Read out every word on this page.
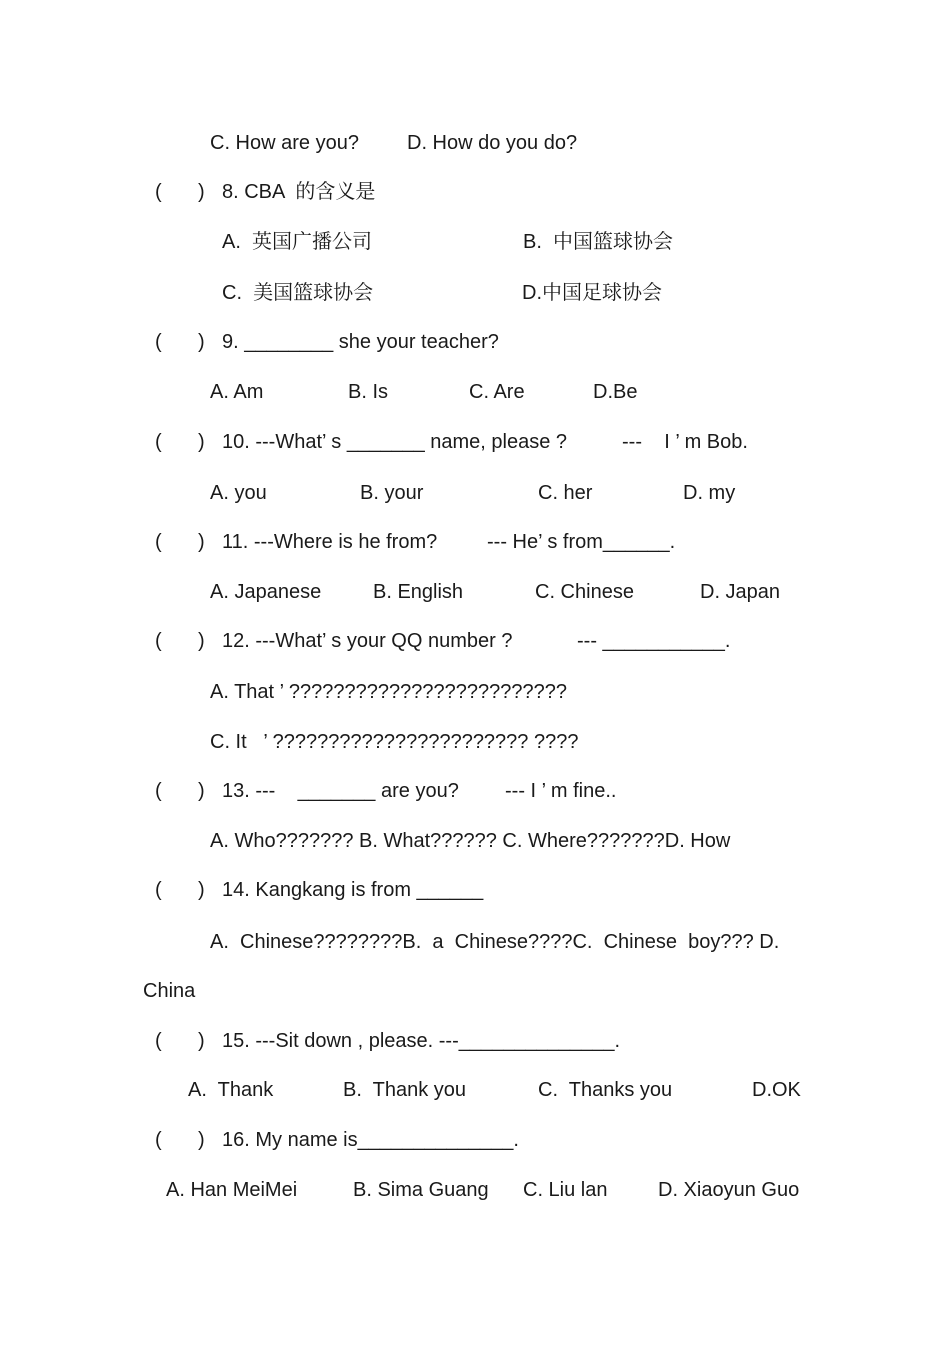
C. How are you? D. How do you do?
( ) 8. CBA  的含义是
A.  英国广播公司	B.  中国篮球协会
C.  美国篮球协会	D.中国足球协会
( ) 9. ________ she your teacher?
A. Am	B. Is	C. Are	D.Be
( ) 10. ---What’ s _______ name, please ?	---    I ’ m Bob.
A. you	B. your	C. her	D. my
( ) 11. ---Where is he from? --- He’ s from______.
A. Japanese	B. English	C. Chinese	D. Japan
( ) 12. ---What’ s your QQ number ?	--- ___________.
A. That ’ ?????????????????????????
C. It   ’ ??????????????????????? ????
( ) 13. ---    _______ are you? --- I ’ m fine..
A. Who??????? B. What?????? C. Where???????D. How
( ) 14. Kangkang is from ______
A.  Chinese????????B.  a  Chinese????C.  Chinese  boy??? D.
China
( ) 15. ---Sit down , please. ---______________.
A.  Thank	B.  Thank you	C.  Thanks you	D.OK
( ) 16. My name is______________.
A. Han MeiMei	B. Sima Guang C. Liu lan	D. Xiaoyun Guo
---*---
— EXERCISE AIM —
Your task is to repeat the data above exactly while excluding the pictures.

— REPLY TO THE EXERCISE —
Read out every word on this page.
C. How are you? D. How do you do?
( ) 8. CBA  的含义是
A.  英国广播公司	B.  中国篮球协会
C.  美国篮球协会	D.中国足球协会
( ) 9. ________ she your teacher?
A. Am	B. Is	C. Are	D.Be
( ) 10. ---What’ s _______ name, please ?	---    I ’ m Bob.
A. you	B. your	C. her	D. my
( ) 11. ---Where is he from? --- He’ s from______.
A. Japanese	B. English	C. Chinese	D. Japan
( ) 12. ---What’ s your QQ number ?	--- ___________.
A. That ’ ?????????????????????????
C. It   ’ ??????????????????????? ????
( ) 13. ---    _______ are you? --- I ’ m fine..
A. Who??????? B. What?????? C. Where???????D. How
( ) 14. Kangkang is from ______
A.  Chinese????????B.  a  Chinese????C.  Chinese  boy??? D.
China
( ) 15. ---Sit down , please. ---______________.
A.  Thank	B.  Thank you	C.  Thanks you	D.OK
( ) 16. My name is______________.
A. Han MeiMei	B. Sima Guang C. Liu lan	D. Xiaoyun Guo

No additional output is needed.